- [YOUR TASK] Extract each line holding the word "square" from the entries.
====== ENTRIES PROVIDED
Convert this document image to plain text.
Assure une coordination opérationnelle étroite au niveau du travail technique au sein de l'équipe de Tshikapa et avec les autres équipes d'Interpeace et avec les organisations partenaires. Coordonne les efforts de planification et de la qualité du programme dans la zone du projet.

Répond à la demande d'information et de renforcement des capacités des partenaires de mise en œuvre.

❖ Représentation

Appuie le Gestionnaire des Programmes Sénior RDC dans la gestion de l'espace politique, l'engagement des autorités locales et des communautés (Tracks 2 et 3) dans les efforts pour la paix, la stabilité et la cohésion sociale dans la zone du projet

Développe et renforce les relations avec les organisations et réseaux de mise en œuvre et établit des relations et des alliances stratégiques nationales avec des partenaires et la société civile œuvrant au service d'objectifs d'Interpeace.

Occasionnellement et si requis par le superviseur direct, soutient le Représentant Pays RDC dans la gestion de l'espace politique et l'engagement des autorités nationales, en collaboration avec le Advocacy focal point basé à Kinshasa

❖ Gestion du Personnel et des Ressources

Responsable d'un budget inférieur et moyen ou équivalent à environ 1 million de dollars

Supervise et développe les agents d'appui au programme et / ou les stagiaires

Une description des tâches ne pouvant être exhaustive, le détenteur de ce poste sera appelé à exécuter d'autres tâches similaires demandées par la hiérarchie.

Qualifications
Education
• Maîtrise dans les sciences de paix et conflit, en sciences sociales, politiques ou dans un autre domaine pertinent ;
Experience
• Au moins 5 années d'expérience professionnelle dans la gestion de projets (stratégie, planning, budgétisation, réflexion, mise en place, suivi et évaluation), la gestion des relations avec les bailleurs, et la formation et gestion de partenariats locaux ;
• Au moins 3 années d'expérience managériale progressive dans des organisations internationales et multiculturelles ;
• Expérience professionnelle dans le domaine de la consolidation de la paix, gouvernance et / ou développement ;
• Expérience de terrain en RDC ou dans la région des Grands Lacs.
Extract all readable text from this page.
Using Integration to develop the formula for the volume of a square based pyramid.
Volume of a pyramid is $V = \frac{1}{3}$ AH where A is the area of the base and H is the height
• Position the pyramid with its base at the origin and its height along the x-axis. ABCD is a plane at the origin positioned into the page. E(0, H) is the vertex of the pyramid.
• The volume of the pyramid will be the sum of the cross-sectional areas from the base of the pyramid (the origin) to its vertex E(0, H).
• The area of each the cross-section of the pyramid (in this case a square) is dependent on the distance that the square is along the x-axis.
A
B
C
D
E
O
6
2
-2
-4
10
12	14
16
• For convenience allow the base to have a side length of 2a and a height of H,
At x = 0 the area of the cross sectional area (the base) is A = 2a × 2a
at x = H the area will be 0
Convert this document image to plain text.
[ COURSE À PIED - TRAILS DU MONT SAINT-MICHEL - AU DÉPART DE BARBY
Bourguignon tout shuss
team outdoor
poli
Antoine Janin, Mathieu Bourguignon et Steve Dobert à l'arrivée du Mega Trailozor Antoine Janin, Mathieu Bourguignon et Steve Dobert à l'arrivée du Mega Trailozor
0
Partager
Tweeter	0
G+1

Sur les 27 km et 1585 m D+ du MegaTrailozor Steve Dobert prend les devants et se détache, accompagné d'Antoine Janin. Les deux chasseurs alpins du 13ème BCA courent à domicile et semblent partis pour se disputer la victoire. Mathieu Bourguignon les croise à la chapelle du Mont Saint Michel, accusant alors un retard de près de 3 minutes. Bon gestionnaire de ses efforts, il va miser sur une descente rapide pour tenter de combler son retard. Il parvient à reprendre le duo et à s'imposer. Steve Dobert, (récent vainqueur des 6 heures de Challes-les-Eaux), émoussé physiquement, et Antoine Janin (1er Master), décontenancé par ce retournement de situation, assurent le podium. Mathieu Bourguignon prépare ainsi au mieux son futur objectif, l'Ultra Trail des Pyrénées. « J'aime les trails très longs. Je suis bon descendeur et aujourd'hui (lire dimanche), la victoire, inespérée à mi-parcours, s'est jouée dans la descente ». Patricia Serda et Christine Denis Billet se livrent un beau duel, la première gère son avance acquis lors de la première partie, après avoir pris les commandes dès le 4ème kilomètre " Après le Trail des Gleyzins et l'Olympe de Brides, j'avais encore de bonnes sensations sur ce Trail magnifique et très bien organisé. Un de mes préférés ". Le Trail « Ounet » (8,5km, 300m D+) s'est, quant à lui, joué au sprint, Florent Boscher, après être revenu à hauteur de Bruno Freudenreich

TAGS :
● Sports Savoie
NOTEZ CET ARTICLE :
============
- [COMPLETED TASK]
Using Integration to develop the formula for the volume of a square based pyramid.
• The area of each the cross-section of the pyramid (in this case a square) is dependent on the distance that the square is along the x-axis.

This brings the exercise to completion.